Collected data
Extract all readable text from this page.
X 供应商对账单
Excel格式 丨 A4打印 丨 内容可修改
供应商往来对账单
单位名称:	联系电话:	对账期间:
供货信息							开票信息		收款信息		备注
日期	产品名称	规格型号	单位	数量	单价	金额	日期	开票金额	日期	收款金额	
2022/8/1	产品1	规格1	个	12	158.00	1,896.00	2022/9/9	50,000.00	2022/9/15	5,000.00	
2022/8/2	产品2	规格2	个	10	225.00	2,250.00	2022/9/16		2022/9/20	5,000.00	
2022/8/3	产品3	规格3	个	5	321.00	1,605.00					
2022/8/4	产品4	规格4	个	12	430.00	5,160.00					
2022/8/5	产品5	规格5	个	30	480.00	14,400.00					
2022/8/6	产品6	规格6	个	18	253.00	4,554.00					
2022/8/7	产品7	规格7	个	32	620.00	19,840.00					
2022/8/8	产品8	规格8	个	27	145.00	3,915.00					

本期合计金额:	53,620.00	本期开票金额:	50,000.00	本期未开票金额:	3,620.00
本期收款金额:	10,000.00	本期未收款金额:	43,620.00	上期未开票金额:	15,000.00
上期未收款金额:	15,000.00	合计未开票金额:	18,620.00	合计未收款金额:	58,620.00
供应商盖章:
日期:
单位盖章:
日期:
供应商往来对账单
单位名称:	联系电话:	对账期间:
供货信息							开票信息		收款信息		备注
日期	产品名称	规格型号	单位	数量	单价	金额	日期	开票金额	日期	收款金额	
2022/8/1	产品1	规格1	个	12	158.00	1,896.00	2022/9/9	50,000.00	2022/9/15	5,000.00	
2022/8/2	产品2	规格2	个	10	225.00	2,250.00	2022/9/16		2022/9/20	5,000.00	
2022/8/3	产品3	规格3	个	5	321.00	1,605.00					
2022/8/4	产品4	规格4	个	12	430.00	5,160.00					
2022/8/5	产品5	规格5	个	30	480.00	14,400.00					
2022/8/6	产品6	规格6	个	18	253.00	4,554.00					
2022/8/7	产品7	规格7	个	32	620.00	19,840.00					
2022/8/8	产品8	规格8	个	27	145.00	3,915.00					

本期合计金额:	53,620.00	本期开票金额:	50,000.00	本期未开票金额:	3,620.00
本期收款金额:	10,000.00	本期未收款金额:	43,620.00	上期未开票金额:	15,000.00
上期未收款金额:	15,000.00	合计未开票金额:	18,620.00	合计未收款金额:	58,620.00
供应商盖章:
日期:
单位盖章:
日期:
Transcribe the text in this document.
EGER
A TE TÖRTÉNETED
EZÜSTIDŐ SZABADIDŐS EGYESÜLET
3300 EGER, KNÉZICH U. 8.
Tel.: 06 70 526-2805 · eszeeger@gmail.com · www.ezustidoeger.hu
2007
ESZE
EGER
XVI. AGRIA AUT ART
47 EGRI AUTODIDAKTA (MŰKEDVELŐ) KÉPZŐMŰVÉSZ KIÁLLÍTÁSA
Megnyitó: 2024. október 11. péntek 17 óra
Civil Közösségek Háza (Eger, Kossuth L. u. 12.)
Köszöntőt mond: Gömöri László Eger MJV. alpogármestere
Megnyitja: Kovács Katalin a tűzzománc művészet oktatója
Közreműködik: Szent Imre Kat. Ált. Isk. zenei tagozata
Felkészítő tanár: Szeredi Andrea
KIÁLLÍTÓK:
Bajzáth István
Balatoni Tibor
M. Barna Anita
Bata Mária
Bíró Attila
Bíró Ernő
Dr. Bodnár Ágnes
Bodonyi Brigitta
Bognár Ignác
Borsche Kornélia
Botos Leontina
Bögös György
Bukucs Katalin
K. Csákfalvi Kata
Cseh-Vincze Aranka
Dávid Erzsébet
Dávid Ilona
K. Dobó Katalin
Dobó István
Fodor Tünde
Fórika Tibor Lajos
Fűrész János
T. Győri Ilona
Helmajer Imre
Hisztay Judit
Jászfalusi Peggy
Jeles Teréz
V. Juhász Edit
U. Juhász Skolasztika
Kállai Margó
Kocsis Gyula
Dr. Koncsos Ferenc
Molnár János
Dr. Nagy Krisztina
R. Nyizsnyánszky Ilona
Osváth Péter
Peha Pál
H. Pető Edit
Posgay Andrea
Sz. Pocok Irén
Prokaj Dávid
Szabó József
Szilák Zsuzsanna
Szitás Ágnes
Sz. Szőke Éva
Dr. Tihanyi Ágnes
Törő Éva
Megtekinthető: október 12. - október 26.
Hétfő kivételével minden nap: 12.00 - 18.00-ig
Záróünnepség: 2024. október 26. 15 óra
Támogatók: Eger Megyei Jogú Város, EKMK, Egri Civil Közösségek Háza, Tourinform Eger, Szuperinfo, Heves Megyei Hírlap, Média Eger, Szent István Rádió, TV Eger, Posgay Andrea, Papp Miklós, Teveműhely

**Instruction**: Begin with the line containing "Transcribe the text in this document." and repeat each line exactly until the records above end.

**Response to the exercise**:
Transcribe the text in this document.
EGER
A TE TÖRTÉNETED
EZÜSTIDŐ SZABADIDŐS EGYESÜLET
3300 EGER, KNÉZICH U. 8.
Tel.: 06 70 526-2805 · eszeeger@gmail.com · www.ezustidoeger.hu
2007
ESZE
EGER
XVI. AGRIA AUT ART
47 EGRI AUTODIDAKTA (MŰKEDVELŐ) KÉPZŐMŰVÉSZ KIÁLLÍTÁSA
Megnyitó: 2024. október 11. péntek 17 óra
Civil Közösségek Háza (Eger, Kossuth L. u. 12.)
Köszöntőt mond: Gömöri László Eger MJV. alpogármestere
Megnyitja: Kovács Katalin a tűzzománc művészet oktatója
Közreműködik: Szent Imre Kat. Ált. Isk. zenei tagozata
Felkészítő tanár: Szeredi Andrea
KIÁLLÍTÓK:
Bajzáth István
Balatoni Tibor
M. Barna Anita
Bata Mária
Bíró Attila
Bíró Ernő
Dr. Bodnár Ágnes
Bodonyi Brigitta
Bognár Ignác
Borsche Kornélia
Botos Leontina
Bögös György
Bukucs Katalin
K. Csákfalvi Kata
Cseh-Vincze Aranka
Dávid Erzsébet
Dávid Ilona
K. Dobó Katalin
Dobó István
Fodor Tünde
Fórika Tibor Lajos
Fűrész János
T. Győri Ilona
Helmajer Imre
Hisztay Judit
Jászfalusi Peggy
Jeles Teréz
V. Juhász Edit
U. Juhász Skolasztika
Kállai Margó
Kocsis Gyula
Dr. Koncsos Ferenc
Molnár János
Dr. Nagy Krisztina
R. Nyizsnyánszky Ilona
Osváth Péter
Peha Pál
H. Pető Edit
Posgay Andrea
Sz. Pocok Irén
Prokaj Dávid
Szabó József
Szilák Zsuzsanna
Szitás Ágnes
Sz. Szőke Éva
Dr. Tihanyi Ágnes
Törő Éva
Megtekinthető: október 12. - október 26.
Hétfő kivételével minden nap: 12.00 - 18.00-ig
Záróünnepség: 2024. október 26. 15 óra
Támogatók: Eger Megyei Jogú Város, EKMK, Egri Civil Közösségek Háza, Tourinform Eger, Szuperinfo, Heves Megyei Hírlap, Média Eger, Szent István Rádió, TV Eger, Posgay Andrea, Papp Miklós, Teveműhely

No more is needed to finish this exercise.